**WRITTEN REQUEST:**
Gather the lines from the material that contain "system".

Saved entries
────────

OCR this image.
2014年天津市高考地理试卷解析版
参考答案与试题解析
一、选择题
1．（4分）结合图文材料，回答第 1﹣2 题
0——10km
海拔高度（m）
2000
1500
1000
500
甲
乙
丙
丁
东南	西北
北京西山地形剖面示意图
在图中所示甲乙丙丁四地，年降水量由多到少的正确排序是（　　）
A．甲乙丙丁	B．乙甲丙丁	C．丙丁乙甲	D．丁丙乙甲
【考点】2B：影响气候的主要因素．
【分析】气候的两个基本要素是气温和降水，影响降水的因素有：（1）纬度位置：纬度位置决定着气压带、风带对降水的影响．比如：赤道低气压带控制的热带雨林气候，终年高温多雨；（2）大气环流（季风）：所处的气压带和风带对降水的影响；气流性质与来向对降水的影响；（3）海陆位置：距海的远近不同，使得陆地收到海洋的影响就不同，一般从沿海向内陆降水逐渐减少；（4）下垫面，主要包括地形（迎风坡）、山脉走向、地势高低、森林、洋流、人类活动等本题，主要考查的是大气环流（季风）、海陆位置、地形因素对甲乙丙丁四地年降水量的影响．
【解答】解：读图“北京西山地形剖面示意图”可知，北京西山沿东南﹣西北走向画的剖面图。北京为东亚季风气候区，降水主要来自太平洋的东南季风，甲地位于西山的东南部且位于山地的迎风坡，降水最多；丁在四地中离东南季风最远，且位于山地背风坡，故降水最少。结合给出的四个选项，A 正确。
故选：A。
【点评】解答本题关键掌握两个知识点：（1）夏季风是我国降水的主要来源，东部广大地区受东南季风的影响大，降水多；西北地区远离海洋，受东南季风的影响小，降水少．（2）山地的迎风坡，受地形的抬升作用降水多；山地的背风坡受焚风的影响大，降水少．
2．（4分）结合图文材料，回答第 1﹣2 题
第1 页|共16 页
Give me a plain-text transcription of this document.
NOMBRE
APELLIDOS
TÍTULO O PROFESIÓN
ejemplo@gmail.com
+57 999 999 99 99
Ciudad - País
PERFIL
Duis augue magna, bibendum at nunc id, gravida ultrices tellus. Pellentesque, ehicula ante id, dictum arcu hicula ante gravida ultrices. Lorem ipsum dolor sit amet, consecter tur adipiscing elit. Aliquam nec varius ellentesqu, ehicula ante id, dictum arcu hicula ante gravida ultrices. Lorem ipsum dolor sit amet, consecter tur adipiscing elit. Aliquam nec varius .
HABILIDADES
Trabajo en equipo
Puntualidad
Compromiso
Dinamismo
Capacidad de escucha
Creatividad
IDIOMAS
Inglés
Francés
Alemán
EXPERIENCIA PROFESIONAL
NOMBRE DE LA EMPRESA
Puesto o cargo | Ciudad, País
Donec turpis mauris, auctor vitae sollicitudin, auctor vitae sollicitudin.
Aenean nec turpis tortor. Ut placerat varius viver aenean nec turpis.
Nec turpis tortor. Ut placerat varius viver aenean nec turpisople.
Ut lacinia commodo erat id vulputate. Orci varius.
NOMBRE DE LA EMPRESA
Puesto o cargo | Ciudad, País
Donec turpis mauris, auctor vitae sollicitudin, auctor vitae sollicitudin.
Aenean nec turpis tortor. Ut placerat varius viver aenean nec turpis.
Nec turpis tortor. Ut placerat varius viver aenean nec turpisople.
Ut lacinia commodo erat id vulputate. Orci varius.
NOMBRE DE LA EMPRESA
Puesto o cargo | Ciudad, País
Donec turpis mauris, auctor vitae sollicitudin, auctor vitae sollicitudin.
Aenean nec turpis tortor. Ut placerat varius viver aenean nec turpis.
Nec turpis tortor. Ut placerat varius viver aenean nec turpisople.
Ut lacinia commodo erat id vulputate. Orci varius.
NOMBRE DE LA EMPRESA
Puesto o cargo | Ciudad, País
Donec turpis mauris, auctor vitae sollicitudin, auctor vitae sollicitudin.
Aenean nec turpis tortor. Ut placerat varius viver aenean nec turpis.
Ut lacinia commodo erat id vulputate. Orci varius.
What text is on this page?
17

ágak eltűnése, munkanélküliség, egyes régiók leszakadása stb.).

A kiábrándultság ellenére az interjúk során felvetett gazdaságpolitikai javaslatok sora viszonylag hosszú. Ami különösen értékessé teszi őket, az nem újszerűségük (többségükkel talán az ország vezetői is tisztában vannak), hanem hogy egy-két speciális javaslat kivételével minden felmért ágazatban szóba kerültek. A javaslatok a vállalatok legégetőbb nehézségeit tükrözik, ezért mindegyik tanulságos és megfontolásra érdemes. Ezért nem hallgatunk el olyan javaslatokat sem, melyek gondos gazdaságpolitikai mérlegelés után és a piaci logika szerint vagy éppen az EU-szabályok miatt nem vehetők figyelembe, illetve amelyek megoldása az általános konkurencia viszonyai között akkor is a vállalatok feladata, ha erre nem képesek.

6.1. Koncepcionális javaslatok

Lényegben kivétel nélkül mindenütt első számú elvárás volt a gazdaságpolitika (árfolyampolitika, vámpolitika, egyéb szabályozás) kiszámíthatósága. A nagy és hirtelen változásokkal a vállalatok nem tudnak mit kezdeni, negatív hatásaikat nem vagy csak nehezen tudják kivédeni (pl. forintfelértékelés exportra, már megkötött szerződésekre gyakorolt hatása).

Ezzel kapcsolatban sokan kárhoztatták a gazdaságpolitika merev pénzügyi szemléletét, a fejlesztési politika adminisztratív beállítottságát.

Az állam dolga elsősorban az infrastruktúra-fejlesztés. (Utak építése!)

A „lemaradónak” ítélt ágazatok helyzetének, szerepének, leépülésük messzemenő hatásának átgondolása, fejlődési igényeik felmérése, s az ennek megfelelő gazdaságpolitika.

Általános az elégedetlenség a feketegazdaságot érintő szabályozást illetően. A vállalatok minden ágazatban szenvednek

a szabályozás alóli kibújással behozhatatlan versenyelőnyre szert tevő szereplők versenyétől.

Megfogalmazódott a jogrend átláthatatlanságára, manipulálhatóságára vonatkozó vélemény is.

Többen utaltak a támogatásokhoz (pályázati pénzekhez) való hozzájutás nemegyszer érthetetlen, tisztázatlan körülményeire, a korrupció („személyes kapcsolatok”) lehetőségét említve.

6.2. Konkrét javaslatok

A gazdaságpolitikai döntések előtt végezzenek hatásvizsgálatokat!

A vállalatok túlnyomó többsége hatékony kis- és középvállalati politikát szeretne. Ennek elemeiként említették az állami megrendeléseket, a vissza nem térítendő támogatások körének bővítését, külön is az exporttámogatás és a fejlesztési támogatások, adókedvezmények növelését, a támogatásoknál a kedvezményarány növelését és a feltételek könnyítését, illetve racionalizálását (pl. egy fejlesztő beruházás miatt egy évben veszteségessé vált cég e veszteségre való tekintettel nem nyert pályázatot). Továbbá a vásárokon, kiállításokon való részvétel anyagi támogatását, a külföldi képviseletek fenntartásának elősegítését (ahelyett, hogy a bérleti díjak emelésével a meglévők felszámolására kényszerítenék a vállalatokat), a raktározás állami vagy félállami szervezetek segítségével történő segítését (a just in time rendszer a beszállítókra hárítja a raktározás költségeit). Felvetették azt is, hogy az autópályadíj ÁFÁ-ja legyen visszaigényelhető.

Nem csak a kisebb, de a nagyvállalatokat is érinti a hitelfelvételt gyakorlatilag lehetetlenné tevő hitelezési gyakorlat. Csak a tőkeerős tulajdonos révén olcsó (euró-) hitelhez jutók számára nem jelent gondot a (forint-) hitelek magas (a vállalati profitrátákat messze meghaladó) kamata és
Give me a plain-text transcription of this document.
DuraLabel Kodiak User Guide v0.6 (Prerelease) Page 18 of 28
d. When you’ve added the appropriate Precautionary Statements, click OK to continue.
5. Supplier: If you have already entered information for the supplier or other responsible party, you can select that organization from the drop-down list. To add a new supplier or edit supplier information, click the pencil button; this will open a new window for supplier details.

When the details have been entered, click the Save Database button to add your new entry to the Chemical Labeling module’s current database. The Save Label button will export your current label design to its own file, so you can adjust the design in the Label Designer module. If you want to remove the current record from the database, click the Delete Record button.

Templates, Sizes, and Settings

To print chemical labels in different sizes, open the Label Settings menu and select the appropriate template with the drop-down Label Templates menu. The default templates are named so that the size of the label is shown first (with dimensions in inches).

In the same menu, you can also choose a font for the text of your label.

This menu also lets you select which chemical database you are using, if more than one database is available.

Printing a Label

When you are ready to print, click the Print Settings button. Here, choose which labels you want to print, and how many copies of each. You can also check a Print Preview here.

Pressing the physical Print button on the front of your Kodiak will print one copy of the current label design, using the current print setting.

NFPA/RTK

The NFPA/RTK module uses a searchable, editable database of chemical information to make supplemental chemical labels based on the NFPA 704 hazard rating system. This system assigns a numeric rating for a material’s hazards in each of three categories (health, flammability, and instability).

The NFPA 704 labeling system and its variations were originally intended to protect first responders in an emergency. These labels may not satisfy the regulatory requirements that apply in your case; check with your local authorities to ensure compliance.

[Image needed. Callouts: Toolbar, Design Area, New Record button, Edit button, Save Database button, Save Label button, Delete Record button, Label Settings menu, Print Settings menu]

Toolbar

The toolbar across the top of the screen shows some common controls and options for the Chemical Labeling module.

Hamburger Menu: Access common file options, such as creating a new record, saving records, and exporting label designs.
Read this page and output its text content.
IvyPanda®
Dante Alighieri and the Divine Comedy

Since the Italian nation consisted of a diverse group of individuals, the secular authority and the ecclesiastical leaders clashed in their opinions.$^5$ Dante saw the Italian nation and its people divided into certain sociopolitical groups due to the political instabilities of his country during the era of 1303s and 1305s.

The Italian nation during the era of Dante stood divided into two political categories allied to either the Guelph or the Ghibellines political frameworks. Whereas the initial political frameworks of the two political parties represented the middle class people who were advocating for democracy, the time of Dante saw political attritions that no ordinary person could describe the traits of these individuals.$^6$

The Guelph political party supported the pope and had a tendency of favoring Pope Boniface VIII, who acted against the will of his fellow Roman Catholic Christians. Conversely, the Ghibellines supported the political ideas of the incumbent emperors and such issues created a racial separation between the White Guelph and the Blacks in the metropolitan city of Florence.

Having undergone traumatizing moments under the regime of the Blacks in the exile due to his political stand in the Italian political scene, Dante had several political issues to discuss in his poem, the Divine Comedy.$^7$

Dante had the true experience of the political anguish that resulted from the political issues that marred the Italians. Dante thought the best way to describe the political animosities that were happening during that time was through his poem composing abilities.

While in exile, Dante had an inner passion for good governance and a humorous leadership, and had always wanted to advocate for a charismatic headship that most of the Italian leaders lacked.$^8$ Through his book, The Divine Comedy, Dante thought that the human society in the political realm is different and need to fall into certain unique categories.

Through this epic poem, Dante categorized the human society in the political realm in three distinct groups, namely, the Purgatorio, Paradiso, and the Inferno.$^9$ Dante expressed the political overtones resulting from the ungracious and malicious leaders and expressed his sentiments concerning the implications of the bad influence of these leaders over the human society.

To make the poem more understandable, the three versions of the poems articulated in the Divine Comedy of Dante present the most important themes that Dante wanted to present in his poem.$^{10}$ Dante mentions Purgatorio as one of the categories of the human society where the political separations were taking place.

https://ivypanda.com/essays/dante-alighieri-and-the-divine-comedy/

────────

**WRITTEN RESPONSE:**
The NFPA/RTK module uses a searchable, editable database of chemical information to make supplemental chemical labels based on the NFPA 704 hazard rating system. This system assigns a numeric rating for a material’s hazards in each of three categories (health, flammability, and instability).
The NFPA 704 labeling system and its variations were originally intended to protect first responders in an emergency. These labels may not satisfy the regulatory requirements that apply in your case; check with your local authorities to ensure compliance.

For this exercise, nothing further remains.